TASK: Extract the full set of records, then give each one again exactly.

-- BEGIN DATA PROVIDED --

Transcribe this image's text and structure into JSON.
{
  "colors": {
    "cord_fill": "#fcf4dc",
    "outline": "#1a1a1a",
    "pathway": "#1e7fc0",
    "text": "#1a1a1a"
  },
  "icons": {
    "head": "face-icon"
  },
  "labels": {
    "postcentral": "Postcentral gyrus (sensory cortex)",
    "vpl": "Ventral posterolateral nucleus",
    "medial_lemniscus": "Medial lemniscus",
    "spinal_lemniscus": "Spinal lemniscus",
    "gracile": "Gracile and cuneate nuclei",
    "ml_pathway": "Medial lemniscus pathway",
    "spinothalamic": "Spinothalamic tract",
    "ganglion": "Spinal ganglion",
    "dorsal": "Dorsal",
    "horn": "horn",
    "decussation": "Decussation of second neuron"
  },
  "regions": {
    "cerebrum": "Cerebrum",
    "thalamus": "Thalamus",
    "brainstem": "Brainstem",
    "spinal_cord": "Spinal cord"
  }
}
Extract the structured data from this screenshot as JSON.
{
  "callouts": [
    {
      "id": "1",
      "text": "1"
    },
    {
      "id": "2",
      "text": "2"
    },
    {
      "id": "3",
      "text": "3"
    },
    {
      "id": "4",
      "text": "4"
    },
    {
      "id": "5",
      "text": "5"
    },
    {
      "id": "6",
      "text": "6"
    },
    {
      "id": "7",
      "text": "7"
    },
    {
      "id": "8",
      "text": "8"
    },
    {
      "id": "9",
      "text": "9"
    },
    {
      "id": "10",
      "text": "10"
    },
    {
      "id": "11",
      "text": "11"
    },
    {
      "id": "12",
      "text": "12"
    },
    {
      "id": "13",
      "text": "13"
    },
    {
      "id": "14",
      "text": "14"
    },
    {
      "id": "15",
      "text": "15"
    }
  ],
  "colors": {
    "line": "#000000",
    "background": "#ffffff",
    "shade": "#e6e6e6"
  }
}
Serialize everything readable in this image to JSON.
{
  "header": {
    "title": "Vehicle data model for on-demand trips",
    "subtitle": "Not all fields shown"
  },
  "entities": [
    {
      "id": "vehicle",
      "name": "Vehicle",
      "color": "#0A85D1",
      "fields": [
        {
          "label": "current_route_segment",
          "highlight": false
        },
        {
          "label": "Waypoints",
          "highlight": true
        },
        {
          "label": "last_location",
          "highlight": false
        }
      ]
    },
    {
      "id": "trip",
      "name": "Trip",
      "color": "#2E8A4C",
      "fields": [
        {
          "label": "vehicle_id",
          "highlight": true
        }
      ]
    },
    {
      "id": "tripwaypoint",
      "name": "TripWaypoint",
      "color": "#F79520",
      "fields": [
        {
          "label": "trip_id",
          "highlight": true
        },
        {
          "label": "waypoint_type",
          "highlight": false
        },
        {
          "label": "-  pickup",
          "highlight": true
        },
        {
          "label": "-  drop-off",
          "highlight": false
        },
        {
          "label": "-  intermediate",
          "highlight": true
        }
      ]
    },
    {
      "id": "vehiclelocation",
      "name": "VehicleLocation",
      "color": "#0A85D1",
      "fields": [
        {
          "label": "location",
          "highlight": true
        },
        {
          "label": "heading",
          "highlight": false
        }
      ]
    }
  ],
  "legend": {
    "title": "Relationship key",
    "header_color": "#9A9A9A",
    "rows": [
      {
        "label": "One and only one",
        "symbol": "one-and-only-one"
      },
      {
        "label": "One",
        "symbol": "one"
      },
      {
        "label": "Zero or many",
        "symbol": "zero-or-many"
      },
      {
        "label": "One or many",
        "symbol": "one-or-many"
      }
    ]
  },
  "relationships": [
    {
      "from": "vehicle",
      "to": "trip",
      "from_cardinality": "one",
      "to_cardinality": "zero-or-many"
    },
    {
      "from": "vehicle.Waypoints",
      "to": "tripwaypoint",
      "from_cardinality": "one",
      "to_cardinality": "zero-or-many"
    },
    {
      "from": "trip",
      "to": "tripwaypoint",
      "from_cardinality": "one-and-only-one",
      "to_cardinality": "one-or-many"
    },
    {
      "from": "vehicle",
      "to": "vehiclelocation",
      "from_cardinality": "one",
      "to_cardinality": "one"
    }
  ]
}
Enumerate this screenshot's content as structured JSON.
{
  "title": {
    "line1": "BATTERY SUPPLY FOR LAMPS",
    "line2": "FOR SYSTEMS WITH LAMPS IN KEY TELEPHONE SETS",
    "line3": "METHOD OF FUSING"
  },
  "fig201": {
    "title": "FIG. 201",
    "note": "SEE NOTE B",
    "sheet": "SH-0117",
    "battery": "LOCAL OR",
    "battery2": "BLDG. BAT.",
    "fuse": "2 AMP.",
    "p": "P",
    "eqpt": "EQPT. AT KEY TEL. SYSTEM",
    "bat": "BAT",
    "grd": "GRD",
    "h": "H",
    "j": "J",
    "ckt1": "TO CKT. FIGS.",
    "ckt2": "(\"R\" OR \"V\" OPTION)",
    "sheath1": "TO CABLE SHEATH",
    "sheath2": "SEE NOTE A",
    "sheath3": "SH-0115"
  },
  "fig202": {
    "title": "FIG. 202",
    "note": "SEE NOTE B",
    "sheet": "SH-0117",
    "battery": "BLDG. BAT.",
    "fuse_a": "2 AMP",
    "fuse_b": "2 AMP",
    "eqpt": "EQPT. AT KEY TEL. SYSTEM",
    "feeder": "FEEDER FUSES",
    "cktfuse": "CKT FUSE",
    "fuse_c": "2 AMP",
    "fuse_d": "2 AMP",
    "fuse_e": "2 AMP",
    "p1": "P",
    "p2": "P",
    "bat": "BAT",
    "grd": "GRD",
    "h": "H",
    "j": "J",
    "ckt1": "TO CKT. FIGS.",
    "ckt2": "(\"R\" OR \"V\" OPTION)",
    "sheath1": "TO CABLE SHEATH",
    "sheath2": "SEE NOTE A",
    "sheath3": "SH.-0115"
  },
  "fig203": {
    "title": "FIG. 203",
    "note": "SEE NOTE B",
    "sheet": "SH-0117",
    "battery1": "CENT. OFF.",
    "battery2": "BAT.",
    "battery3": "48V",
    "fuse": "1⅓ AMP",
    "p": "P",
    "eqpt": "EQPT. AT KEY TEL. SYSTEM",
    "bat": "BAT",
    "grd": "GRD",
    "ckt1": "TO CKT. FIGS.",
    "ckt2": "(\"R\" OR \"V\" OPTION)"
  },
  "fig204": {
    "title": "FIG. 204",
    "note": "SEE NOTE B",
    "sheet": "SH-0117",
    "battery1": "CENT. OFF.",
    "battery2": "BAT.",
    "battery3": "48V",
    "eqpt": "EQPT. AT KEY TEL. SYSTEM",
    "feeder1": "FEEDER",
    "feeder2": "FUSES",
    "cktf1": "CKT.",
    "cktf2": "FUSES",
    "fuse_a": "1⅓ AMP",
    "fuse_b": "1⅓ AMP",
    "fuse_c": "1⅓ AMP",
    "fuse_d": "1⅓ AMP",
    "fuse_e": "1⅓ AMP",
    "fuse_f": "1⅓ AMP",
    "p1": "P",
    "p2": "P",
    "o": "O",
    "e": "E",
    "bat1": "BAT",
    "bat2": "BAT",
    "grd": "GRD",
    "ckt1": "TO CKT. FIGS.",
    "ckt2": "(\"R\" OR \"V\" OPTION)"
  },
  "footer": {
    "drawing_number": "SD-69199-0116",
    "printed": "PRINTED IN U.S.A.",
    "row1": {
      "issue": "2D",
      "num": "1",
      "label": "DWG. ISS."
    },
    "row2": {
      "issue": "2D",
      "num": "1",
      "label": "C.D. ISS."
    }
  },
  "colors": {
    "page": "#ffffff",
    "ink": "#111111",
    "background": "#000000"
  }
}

-- END DATA PROVIDED --

ANSWER TO THIS PROBLEM:
Transcribe this image's text and structure into JSON.
{
  "colors": {
    "cord_fill": "#fcf4dc",
    "outline": "#1a1a1a",
    "pathway": "#1e7fc0",
    "text": "#1a1a1a"
  },
  "icons": {
    "head": "face-icon"
  },
  "labels": {
    "postcentral": "Postcentral gyrus (sensory cortex)",
    "vpl": "Ventral posterolateral nucleus",
    "medial_lemniscus": "Medial lemniscus",
    "spinal_lemniscus": "Spinal lemniscus",
    "gracile": "Gracile and cuneate nuclei",
    "ml_pathway": "Medial lemniscus pathway",
    "spinothalamic": "Spinothalamic tract",
    "ganglion": "Spinal ganglion",
    "dorsal": "Dorsal",
    "horn": "horn",
    "decussation": "Decussation of second neuron"
  },
  "regions": {
    "cerebrum": "Cerebrum",
    "thalamus": "Thalamus",
    "brainstem": "Brainstem",
    "spinal_cord": "Spinal cord"
  }
}
Extract the structured data from this screenshot as JSON.
{
  "callouts": [
    {
      "id": "1",
      "text": "1"
    },
    {
      "id": "2",
      "text": "2"
    },
    {
      "id": "3",
      "text": "3"
    },
    {
      "id": "4",
      "text": "4"
    },
    {
      "id": "5",
      "text": "5"
    },
    {
      "id": "6",
      "text": "6"
    },
    {
      "id": "7",
      "text": "7"
    },
    {
      "id": "8",
      "text": "8"
    },
    {
      "id": "9",
      "text": "9"
    },
    {
      "id": "10",
      "text": "10"
    },
    {
      "id": "11",
      "text": "11"
    },
    {
      "id": "12",
      "text": "12"
    },
    {
      "id": "13",
      "text": "13"
    },
    {
      "id": "14",
      "text": "14"
    },
    {
      "id": "15",
      "text": "15"
    }
  ],
  "colors": {
    "line": "#000000",
    "background": "#ffffff",
    "shade": "#e6e6e6"
  }
}
Serialize everything readable in this image to JSON.
{
  "header": {
    "title": "Vehicle data model for on-demand trips",
    "subtitle": "Not all fields shown"
  },
  "entities": [
    {
      "id": "vehicle",
      "name": "Vehicle",
      "color": "#0A85D1",
      "fields": [
        {
          "label": "current_route_segment",
          "highlight": false
        },
        {
          "label": "Waypoints",
          "highlight": true
        },
        {
          "label": "last_location",
          "highlight": false
        }
      ]
    },
    {
      "id": "trip",
      "name": "Trip",
      "color": "#2E8A4C",
      "fields": [
        {
          "label": "vehicle_id",
          "highlight": true
        }
      ]
    },
    {
      "id": "tripwaypoint",
      "name": "TripWaypoint",
      "color": "#F79520",
      "fields": [
        {
          "label": "trip_id",
          "highlight": true
        },
        {
          "label": "waypoint_type",
          "highlight": false
        },
        {
          "label": "-  pickup",
          "highlight": true
        },
        {
          "label": "-  drop-off",
          "highlight": false
        },
        {
          "label": "-  intermediate",
          "highlight": true
        }
      ]
    },
    {
      "id": "vehiclelocation",
      "name": "VehicleLocation",
      "color": "#0A85D1",
      "fields": [
        {
          "label": "location",
          "highlight": true
        },
        {
          "label": "heading",
          "highlight": false
        }
      ]
    }
  ],
  "legend": {
    "title": "Relationship key",
    "header_color": "#9A9A9A",
    "rows": [
      {
        "label": "One and only one",
        "symbol": "one-and-only-one"
      },
      {
        "label": "One",
        "symbol": "one"
      },
      {
        "label": "Zero or many",
        "symbol": "zero-or-many"
      },
      {
        "label": "One or many",
        "symbol": "one-or-many"
      }
    ]
  },
  "relationships": [
    {
      "from": "vehicle",
      "to": "trip",
      "from_cardinality": "one",
      "to_cardinality": "zero-or-many"
    },
    {
      "from": "vehicle.Waypoints",
      "to": "tripwaypoint",
      "from_cardinality": "one",
      "to_cardinality": "zero-or-many"
    },
    {
      "from": "trip",
      "to": "tripwaypoint",
      "from_cardinality": "one-and-only-one",
      "to_cardinality": "one-or-many"
    },
    {
      "from": "vehicle",
      "to": "vehiclelocation",
      "from_cardinality": "one",
      "to_cardinality": "one"
    }
  ]
}
Enumerate this screenshot's content as structured JSON.
{
  "title": {
    "line1": "BATTERY SUPPLY FOR LAMPS",
    "line2": "FOR SYSTEMS WITH LAMPS IN KEY TELEPHONE SETS",
    "line3": "METHOD OF FUSING"
  },
  "fig201": {
    "title": "FIG. 201",
    "note": "SEE NOTE B",
    "sheet": "SH-0117",
    "battery": "LOCAL OR",
    "battery2": "BLDG. BAT.",
    "fuse": "2 AMP.",
    "p": "P",
    "eqpt": "EQPT. AT KEY TEL. SYSTEM",
    "bat": "BAT",
    "grd": "GRD",
    "h": "H",
    "j": "J",
    "ckt1": "TO CKT. FIGS.",
    "ckt2": "(\"R\" OR \"V\" OPTION)",
    "sheath1": "TO CABLE SHEATH",
    "sheath2": "SEE NOTE A",
    "sheath3": "SH-0115"
  },
  "fig202": {
    "title": "FIG. 202",
    "note": "SEE NOTE B",
    "sheet": "SH-0117",
    "battery": "BLDG. BAT.",
    "fuse_a": "2 AMP",
    "fuse_b": "2 AMP",
    "eqpt": "EQPT. AT KEY TEL. SYSTEM",
    "feeder": "FEEDER FUSES",
    "cktfuse": "CKT FUSE",
    "fuse_c": "2 AMP",
    "fuse_d": "2 AMP",
    "fuse_e": "2 AMP",
    "p1": "P",
    "p2": "P",
    "bat": "BAT",
    "grd": "GRD",
    "h": "H",
    "j": "J",
    "ckt1": "TO CKT. FIGS.",
    "ckt2": "(\"R\" OR \"V\" OPTION)",
    "sheath1": "TO CABLE SHEATH",
    "sheath2": "SEE NOTE A",
    "sheath3": "SH.-0115"
  },
  "fig203": {
    "title": "FIG. 203",
    "note": "SEE NOTE B",
    "sheet": "SH-0117",
    "battery1": "CENT. OFF.",
    "battery2": "BAT.",
    "battery3": "48V",
    "fuse": "1⅓ AMP",
    "p": "P",
    "eqpt": "EQPT. AT KEY TEL. SYSTEM",
    "bat": "BAT",
    "grd": "GRD",
    "ckt1": "TO CKT. FIGS.",
    "ckt2": "(\"R\" OR \"V\" OPTION)"
  },
  "fig204": {
    "title": "FIG. 204",
    "note": "SEE NOTE B",
    "sheet": "SH-0117",
    "battery1": "CENT. OFF.",
    "battery2": "BAT.",
    "battery3": "48V",
    "eqpt": "EQPT. AT KEY TEL. SYSTEM",
    "feeder1": "FEEDER",
    "feeder2": "FUSES",
    "cktf1": "CKT.",
    "cktf2": "FUSES",
    "fuse_a": "1⅓ AMP",
    "fuse_b": "1⅓ AMP",
    "fuse_c": "1⅓ AMP",
    "fuse_d": "1⅓ AMP",
    "fuse_e": "1⅓ AMP",
    "fuse_f": "1⅓ AMP",
    "p1": "P",
    "p2": "P",
    "o": "O",
    "e": "E",
    "bat1": "BAT",
    "bat2": "BAT",
    "grd": "GRD",
    "ckt1": "TO CKT. FIGS.",
    "ckt2": "(\"R\" OR \"V\" OPTION)"
  },
  "footer": {
    "drawing_number": "SD-69199-0116",
    "printed": "PRINTED IN U.S.A.",
    "row1": {
      "issue": "2D",
      "num": "1",
      "label": "DWG. ISS."
    },
    "row2": {
      "issue": "2D",
      "num": "1",
      "label": "C.D. ISS."
    }
  },
  "colors": {
    "page": "#ffffff",
    "ink": "#111111",
    "background": "#000000"
  }
}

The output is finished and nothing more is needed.